------ Exercise inputs
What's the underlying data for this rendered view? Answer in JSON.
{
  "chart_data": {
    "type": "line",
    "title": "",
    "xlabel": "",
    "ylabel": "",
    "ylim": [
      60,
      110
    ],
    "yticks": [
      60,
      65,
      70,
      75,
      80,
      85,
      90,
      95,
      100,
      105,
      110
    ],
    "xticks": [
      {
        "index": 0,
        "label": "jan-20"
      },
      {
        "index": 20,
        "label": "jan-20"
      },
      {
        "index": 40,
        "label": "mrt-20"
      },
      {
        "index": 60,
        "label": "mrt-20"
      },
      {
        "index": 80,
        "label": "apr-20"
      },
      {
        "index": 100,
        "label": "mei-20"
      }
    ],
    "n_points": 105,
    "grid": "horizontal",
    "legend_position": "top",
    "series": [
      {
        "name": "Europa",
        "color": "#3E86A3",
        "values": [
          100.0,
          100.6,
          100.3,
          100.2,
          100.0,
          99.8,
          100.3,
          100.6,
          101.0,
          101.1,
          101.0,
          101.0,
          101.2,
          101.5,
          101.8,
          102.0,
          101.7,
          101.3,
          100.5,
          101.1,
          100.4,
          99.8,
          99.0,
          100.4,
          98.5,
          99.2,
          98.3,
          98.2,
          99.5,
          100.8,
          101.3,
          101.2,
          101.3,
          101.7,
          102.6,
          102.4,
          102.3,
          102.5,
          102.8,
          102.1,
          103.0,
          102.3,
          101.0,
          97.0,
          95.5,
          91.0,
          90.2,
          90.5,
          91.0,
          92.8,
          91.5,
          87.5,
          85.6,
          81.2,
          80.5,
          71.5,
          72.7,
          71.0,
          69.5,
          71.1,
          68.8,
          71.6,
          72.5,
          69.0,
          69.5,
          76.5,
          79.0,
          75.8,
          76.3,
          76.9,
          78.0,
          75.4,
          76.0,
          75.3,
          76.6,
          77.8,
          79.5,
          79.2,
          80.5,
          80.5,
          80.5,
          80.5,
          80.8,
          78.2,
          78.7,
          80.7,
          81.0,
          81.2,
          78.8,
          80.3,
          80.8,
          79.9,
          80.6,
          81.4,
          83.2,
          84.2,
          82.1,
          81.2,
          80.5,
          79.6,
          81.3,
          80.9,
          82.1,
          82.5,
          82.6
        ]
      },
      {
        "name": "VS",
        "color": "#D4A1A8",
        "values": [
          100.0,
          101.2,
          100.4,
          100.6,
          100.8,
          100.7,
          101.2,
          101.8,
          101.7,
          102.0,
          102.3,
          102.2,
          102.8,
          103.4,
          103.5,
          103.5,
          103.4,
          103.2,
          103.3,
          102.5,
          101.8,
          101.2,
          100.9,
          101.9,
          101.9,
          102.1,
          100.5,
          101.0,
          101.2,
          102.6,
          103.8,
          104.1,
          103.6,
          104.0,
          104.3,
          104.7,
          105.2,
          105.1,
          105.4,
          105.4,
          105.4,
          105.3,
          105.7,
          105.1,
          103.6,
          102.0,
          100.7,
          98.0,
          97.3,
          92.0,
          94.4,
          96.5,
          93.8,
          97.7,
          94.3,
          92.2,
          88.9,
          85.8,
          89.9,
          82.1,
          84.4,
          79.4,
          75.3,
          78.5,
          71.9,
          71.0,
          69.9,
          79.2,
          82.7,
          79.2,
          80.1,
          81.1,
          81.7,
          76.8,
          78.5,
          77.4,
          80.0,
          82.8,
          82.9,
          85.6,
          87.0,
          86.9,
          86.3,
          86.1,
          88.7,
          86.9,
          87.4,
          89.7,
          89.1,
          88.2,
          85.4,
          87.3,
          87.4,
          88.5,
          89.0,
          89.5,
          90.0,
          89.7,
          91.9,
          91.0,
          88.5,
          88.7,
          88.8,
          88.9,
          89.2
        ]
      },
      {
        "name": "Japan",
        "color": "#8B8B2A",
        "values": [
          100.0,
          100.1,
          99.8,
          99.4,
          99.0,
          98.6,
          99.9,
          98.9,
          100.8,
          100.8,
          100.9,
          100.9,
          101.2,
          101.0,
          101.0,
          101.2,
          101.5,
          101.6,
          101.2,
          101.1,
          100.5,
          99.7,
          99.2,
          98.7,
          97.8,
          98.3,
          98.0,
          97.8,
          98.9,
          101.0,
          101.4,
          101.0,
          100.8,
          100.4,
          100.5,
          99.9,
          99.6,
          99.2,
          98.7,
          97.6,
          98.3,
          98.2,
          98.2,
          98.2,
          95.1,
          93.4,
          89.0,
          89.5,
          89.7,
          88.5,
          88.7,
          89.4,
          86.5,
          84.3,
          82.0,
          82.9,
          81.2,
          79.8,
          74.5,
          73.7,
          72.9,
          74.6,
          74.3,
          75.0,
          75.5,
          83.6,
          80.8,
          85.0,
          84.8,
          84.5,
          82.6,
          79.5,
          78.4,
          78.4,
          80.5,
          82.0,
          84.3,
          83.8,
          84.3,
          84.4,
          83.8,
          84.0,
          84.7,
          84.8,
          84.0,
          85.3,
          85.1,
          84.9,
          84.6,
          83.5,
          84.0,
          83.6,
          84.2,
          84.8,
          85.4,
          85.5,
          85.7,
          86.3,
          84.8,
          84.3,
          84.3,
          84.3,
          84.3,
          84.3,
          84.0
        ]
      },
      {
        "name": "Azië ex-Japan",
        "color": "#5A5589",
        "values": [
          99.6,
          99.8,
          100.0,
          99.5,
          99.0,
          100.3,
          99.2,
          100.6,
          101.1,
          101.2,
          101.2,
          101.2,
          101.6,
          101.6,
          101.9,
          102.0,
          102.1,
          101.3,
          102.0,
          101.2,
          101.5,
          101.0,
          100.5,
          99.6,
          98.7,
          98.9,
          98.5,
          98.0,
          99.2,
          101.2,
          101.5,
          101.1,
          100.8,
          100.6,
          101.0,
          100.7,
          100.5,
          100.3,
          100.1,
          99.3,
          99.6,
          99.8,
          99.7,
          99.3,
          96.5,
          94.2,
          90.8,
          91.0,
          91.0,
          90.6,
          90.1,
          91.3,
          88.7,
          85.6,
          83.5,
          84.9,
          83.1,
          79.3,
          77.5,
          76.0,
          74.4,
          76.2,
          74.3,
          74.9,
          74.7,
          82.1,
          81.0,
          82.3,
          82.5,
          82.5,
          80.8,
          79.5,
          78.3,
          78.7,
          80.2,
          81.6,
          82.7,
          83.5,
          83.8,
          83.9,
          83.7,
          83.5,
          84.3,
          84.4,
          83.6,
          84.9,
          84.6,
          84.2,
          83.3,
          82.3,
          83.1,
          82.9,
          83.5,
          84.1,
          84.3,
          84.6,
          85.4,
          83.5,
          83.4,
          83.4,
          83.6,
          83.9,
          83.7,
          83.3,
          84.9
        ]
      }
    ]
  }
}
------------
> What the task requires: In the entries above, how many lines contain the word "color"? Answer with the number only.

> Solution: 4